DOCUMENT

·····

Realizing that partition was unworkable, and would lead to war, as well as having many other consequences incompatible with the interests of the United States (the hostility of the oil-rich sheikhs, the intervention of the Soviet Union in the region), President Truman changed tack and spoke in favour of a temporary UN trusteeship in Palestine, while insisting that he was in favour of partition in the longer term. However, extreme pressure from Chaim Weizmann and the Zionist lobby, combined with worries that he could lose the Jewish vote at the November election, persuaded Truman to change tack again and recognize the Jewish state already on May 14. There was consternation at the United Nations, which was still working out the conditions for the internationalization of Jerusalem, and in the American foreign-policy establishment…
The injustice perpetrated by the partition is made clear in a few statistics. At the time of the Balfour Declaration in 1917 there had been 600,000 Arabs living in Palestine next to 80,000 Jews.141 Thirty years later, the proportional gap had narrowed but was still large: 1.3 Arabs facing 650,000 Jews. “Under the partition plan,” writes Lilienthal, “56.4 percent of Palestine was given for a Zionist state to people who constituted 33 percent of the population and owned about 5.67 percent of the land… This is the ‘original sin’ which underlies the entire Palestinian conflict…”142
The Arabs invaded Israel immediately after her declaration of independence in May, 1948. Nine bloody months later, the Jews emerged victorious. “A truce, supervised by the United Nations, followed (during which a Zionist terrorist murdered the United Nations mediator). In 1949 the Israeli government moved to Jerusalem, a Jewish national capital again for the first time since the days of imperial Rome. Half of the city [the old part] was still occupied by Jordanian forces, but this was almost the least of the problems left to the future. With American and Russian diplomatic support and American private money, Jewish energy and initiative had successfully established a new national state where no basis for one had existed twenty-five years before. Yet the cost was to prove enormous. The disappointment and humiliation of the Arab states assured their continuing hostility to it and therefore opportunities for great power intervention in the future. Moreover, the action of Zionist extremists and the far from conciliatory behavior of Israeli forces in 1948-9 led to an exodus of Arab refugees. Soon there were 750,000 of them in camps in Egypt and Jordan, a social and economic problem, a burden on the world’s conscience, and a potential military and diplomatic weapon for Arab nationalists….”143
Many Jewish refugees were driven out from other Arab lands: between May, 1948 and the end of 1967 about 567,000 of them fled to Israel.144
“Between February and July 1949,” writes Peter Mansfield, “the new UN mediator, the American Ralph Bunche, succeeded in securing separate armistice agreements between Israel and Egypt and the Arab states (except Iraq, which nevertheless withdrew its troops). It was broadly agreed to fix a temporary frontier where the lines had been at the start of the negotiations, while certain border areas were demilitarized. Jerusalem was divided between the Arab east and Jewish west. The Gaza Strip came under Egyptian administration.

·····

Data extracted from a collection

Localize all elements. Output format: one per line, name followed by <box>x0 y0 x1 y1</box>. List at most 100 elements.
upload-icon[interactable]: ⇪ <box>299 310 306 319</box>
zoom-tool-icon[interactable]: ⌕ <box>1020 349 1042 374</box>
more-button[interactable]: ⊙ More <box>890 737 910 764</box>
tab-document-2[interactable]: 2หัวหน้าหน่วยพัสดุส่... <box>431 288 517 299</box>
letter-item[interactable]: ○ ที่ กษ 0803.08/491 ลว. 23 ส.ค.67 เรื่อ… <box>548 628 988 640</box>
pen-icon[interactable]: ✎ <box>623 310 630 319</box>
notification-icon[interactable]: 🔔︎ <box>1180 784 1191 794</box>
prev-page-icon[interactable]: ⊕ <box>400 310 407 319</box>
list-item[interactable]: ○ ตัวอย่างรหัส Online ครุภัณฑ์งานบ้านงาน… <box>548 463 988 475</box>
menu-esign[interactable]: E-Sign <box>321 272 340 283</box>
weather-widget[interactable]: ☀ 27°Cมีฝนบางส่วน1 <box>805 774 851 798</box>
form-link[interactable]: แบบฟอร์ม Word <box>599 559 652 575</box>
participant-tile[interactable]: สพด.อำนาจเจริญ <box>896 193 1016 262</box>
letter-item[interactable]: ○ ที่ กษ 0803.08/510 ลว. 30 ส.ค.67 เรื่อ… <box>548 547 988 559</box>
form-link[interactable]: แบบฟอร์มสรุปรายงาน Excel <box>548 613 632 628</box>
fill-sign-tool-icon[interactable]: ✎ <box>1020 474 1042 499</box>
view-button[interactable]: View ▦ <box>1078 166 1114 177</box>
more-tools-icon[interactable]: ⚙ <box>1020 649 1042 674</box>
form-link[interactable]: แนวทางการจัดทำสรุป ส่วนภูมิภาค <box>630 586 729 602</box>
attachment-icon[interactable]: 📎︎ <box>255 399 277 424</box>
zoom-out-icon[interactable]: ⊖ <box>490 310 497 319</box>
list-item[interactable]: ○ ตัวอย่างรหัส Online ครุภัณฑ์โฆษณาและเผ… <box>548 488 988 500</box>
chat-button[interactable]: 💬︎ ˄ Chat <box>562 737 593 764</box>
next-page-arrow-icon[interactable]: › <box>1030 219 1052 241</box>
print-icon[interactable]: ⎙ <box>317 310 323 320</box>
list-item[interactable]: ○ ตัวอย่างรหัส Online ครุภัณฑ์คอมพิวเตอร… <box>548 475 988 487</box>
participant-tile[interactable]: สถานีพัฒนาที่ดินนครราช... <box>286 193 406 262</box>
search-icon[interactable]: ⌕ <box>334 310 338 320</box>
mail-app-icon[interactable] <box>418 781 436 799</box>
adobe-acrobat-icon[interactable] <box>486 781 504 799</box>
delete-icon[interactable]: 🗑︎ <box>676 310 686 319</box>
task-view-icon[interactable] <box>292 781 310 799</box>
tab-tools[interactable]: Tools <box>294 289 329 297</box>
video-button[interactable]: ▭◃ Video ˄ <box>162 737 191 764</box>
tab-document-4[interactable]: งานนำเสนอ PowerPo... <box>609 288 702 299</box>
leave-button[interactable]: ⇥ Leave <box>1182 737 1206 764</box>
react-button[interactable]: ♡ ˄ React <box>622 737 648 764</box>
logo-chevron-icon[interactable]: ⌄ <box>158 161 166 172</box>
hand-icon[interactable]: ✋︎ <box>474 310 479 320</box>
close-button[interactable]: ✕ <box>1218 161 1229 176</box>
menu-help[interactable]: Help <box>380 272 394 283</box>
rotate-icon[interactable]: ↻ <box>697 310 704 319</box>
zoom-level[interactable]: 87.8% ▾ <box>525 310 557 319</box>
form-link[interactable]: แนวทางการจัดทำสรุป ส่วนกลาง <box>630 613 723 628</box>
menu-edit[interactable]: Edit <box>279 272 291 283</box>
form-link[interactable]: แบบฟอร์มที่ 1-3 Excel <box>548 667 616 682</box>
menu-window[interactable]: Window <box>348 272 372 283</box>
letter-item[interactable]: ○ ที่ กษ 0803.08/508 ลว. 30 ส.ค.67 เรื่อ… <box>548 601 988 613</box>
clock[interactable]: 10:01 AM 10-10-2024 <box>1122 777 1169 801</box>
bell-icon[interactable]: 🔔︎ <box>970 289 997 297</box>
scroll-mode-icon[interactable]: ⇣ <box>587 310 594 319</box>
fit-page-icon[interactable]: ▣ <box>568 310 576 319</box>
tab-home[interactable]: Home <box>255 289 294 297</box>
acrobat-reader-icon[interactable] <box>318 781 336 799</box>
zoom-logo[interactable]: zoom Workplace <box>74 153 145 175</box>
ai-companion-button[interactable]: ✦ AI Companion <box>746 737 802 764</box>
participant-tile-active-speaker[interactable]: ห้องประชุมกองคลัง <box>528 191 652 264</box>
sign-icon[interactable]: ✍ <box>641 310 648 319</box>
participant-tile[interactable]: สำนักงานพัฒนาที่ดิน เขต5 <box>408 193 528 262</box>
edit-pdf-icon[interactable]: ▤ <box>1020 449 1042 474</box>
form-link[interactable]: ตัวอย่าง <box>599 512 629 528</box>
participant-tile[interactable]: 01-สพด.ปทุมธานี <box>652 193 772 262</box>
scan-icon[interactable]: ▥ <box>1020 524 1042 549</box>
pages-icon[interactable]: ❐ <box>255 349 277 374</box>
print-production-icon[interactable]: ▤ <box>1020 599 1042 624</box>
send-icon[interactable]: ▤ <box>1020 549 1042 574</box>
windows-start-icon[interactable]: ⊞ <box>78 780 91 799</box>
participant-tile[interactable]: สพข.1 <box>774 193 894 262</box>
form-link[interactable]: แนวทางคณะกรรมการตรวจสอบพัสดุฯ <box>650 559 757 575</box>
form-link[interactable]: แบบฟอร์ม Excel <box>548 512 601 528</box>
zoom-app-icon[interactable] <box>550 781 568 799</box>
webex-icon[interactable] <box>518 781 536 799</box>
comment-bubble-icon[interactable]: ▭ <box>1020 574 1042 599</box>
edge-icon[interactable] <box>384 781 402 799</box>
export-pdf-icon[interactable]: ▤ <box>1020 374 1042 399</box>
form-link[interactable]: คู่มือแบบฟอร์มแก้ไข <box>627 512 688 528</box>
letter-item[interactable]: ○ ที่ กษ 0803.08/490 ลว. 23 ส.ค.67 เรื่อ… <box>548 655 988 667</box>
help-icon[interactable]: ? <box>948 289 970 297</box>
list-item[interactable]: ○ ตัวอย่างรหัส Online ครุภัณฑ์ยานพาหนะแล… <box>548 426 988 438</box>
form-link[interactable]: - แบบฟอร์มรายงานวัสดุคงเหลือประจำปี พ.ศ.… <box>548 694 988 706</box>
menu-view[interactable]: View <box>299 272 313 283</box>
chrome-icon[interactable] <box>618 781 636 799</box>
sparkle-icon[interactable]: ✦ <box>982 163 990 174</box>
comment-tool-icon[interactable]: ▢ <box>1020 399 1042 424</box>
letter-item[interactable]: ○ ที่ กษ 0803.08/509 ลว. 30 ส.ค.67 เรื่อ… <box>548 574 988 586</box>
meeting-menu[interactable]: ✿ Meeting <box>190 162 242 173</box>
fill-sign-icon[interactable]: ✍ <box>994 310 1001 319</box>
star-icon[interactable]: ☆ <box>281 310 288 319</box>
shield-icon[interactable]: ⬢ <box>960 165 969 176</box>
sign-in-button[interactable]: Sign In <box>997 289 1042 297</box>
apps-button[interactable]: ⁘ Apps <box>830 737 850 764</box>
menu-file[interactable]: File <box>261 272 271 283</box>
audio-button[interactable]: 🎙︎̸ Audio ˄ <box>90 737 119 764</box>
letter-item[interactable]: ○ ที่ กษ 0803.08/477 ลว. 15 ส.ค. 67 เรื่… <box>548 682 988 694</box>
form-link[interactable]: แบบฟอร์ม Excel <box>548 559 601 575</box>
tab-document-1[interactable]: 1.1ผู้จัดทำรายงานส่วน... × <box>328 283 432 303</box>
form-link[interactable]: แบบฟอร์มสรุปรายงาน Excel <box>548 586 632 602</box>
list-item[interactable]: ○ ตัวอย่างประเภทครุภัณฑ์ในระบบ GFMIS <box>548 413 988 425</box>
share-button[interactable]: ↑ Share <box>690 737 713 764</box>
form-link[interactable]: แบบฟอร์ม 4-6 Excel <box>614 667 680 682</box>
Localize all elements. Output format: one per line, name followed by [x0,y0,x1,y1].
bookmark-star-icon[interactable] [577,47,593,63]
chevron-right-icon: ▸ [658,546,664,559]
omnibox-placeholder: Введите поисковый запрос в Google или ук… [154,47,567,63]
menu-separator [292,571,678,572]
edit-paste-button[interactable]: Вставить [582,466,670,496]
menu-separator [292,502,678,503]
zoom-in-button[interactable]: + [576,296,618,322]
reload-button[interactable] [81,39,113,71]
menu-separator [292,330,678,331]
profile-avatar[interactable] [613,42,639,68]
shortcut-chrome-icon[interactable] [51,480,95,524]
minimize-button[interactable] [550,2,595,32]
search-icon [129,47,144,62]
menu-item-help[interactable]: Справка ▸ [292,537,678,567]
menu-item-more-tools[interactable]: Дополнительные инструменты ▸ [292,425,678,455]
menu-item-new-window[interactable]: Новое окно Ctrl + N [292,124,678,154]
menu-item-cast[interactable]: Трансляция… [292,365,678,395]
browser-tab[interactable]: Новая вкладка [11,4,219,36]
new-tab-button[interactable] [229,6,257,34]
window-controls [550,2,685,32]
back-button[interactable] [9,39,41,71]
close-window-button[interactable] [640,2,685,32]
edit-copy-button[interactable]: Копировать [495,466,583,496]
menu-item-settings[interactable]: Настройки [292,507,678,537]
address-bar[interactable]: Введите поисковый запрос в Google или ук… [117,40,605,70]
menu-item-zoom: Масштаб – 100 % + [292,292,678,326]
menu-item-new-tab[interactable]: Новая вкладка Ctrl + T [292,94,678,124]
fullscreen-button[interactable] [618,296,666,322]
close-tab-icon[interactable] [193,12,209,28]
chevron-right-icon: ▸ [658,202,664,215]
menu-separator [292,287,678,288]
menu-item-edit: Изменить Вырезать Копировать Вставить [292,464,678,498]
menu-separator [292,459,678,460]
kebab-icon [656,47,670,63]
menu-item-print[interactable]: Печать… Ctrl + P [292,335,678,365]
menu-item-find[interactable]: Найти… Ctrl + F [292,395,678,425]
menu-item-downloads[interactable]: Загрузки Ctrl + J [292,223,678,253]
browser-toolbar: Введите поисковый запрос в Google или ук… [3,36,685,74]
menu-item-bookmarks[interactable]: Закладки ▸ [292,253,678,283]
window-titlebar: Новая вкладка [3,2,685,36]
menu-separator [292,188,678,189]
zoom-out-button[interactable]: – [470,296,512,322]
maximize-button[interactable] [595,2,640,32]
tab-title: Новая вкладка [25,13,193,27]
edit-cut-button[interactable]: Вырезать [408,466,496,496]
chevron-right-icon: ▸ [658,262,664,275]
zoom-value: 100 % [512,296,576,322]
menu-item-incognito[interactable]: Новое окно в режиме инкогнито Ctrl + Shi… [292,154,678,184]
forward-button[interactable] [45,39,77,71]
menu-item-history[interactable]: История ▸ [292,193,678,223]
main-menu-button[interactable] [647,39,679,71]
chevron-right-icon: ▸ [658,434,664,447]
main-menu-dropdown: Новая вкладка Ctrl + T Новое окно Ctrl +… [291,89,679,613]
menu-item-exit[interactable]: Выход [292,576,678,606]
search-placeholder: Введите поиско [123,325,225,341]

·····

STATED TASK A
List every person named in the text about the partition of Palestine.
STATED TASK B
Continue the text about the partition of Palestine and the 1948–49 war from the point where it ends.

EXERCISE OUTPUT A
President Truman, Chaim Weizmann, Lilienthal, Peter Mansfield, Ralph Bunche

EXERCISE OUTPUT B
“No peace treaty was signed. In December 1948 the UN General Assembly appointed a three-member conciliation commission to promote a final settlement and to arrange an international regime for Jerusalem, but all its efforts were frustrated. The Arab states refused to consider a peace treaty unless the Israeli government agreed to accept all Arab refugees wishing to return to Israel. Resolutions demanding that the refugees should be given the option of return or compensation for their property were constantly reaffirmed by the UN General Assembly, and it was on this basis that Israel was admitted to the UN on 11 May 1949. But Israel maintained that the future of the refugees could be discussed only as part of a general settlement. The impasse was complete. Half of the Palestinian Arabs had become refugees. Neither the new state of Israel nor its Arab neighbours could expect even a minimum of security and stability…”145
*
What kind of state was, and is, the new Zionist state of Israel? Formally speaking, it is a democracy, albeit with minimal rights for the Arabs. In essence, however, it is an apartheid nationalist mini-empire, an “ethnocracy”, with international tentacles and underpinned by the Talmudic Jewish faith…
Paul Johnson has distinguished between four kinds of Jews: observant, assimilationist, Zionist and Non-Jewish Jews (non-nationalist atheists, socialists and Bolsheviks like Trotsky).146 We can leave aside the assimilationists and Non-Jewish Jews, for whom their Jewishness was a matter of indifference, or even, sometimes, shame. The real question was: in what way did observant, religious Jewry differ from Zionist Jewry?
As we have seen, the leaders of Zionism were almost without exception East European Jews who had imbibed the socialist ideas of the Russian revolutionaries. However, they mostly came from religious families, and their Zionism required the familiar Biblical narrative of the chosenness, exile and return of the Jewish people as a justification for their violent acquisition of the land and refusal to share it on an equal footing with its Arab inhabitants. Whether they really believed in the stories of Abraham, Moses and Joshua is irrelevant (their attitude to them was often imbued with modernist skepticism common to most contemporary Europeans): the fact is that they needed to proclaim them for purely political reasons, and were prepared to make considerable concessions to the rabbis, the leaders of religious Jewry, for that purpose.
We see this especially in the Law of Citizenship, in the determination, as Shlomo Sand writes, of “who would be included among the authorized proprietors of the Jewish state that was being ‘reestablished’ after two thousand years in ‘Israel’s exclusive land’? Would it be anyone who saw himself or herself as a Jew? Or any person who became a Jewish citizen? This complex issue would become one of the main pivots on which identity politics in Israel would revolve.
“To understand this development, we must go back to the eve of the Proclamation of Independence. In 1947 it had already been decided that Jews would not be able to marry non-Jews in the new state. The official reason for this civil segregation – in a society that was predominantly secular – was the unwillingness to create a secular-religious split. In the famous ‘status quo’ letter that David Ben-Gurion, as head of the Jewish Agency, co-signed with leaders of the religious bloc, he undertook, inter alia, to leave the laws of personal status in the new state in the hands of the rabbinate. For reasons of his own, he also supported the religious camp’s firm opposition to a written constitution. Ben-Gurion was an experienced politician, skilled at getting what he wanted.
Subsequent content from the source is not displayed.